Locate the word "true" in the material, then show every line that holds it.
+---+
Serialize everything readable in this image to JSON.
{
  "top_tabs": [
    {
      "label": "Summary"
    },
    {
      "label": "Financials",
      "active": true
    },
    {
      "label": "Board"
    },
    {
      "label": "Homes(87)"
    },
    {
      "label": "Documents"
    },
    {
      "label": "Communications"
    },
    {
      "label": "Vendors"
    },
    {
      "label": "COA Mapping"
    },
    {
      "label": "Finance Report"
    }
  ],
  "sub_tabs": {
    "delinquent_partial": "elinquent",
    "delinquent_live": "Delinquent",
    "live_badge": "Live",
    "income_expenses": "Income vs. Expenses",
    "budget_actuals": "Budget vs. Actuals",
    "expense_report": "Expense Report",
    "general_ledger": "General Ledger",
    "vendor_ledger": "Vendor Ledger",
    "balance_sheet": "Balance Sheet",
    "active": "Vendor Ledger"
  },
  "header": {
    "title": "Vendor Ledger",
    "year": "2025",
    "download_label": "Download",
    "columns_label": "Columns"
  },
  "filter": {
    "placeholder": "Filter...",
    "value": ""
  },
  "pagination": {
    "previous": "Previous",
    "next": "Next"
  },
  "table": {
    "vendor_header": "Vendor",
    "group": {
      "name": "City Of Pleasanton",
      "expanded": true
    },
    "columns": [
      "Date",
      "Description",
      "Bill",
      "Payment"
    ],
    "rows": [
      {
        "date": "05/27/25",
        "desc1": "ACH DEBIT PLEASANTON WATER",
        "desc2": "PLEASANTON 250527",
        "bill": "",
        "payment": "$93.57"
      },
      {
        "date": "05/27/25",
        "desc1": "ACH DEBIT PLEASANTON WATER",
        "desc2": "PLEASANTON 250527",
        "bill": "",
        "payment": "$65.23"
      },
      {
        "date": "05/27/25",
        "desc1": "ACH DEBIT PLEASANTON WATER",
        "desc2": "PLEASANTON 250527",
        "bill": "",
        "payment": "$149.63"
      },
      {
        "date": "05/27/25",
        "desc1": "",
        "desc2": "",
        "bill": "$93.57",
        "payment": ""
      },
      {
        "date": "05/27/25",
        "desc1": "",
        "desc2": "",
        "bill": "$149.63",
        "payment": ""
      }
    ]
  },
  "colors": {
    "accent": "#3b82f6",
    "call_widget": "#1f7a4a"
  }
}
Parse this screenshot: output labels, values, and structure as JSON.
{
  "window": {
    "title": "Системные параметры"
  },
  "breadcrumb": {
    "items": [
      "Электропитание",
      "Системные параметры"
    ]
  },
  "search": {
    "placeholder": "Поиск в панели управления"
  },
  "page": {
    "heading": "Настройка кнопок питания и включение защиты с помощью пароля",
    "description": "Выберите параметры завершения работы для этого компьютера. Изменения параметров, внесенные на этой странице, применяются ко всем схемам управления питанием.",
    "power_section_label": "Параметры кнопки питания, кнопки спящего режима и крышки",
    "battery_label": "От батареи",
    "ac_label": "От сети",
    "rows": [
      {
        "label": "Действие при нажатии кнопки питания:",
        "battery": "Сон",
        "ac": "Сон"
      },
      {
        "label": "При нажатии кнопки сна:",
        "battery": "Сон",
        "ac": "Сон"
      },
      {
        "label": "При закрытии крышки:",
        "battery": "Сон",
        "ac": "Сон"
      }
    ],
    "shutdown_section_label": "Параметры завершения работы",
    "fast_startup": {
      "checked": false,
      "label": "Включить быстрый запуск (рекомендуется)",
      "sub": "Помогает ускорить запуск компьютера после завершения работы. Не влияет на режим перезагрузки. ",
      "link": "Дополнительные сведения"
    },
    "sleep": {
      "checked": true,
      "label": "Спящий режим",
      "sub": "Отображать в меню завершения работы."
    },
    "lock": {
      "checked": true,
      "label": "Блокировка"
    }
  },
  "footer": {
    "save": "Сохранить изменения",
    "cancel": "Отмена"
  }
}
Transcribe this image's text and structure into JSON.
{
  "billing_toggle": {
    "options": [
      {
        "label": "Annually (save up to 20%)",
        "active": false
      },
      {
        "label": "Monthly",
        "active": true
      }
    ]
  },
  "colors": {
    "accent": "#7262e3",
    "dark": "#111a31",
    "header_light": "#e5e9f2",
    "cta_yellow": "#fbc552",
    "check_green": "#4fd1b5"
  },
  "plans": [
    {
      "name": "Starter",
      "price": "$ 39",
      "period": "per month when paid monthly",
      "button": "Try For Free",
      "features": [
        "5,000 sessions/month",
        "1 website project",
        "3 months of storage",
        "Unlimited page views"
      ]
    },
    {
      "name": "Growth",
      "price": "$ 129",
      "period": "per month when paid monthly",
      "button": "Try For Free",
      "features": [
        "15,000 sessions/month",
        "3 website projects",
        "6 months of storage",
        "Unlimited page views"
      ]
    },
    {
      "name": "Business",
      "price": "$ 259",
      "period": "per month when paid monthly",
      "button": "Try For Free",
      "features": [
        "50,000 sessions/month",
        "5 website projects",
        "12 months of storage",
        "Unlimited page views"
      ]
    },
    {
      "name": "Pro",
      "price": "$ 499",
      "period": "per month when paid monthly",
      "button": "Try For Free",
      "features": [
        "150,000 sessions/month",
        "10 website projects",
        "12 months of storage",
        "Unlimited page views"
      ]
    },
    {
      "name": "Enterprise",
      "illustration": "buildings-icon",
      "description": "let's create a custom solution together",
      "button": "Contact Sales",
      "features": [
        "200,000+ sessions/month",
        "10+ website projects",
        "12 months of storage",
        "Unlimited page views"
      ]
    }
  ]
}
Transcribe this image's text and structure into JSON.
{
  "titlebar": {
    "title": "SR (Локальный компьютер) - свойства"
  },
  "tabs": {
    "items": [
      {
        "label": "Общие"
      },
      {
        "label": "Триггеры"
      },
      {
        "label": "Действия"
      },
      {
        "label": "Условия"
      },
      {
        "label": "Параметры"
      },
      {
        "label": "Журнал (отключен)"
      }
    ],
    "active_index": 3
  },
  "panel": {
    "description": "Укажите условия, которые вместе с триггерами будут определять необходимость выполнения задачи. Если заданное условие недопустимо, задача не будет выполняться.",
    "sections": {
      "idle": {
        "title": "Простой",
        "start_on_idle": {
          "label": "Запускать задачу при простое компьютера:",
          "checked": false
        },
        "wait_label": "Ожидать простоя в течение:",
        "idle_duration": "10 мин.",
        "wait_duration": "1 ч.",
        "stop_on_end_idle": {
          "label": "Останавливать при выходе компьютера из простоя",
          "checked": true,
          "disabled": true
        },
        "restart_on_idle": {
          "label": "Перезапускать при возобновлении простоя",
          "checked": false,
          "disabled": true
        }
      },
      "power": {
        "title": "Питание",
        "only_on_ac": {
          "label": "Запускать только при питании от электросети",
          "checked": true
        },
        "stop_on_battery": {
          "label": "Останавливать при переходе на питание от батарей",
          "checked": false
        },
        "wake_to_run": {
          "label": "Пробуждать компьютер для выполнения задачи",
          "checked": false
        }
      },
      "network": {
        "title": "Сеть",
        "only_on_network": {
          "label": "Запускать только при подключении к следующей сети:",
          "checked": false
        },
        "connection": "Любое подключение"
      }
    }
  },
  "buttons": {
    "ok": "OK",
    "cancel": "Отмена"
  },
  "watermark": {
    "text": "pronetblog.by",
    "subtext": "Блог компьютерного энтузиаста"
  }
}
+---+
_Correct response_:
      "active": true
      "expanded": true
      "checked": true,
      "checked": true,
        "active": true
          "checked": true,
          "disabled": true
          "disabled": true
          "checked": true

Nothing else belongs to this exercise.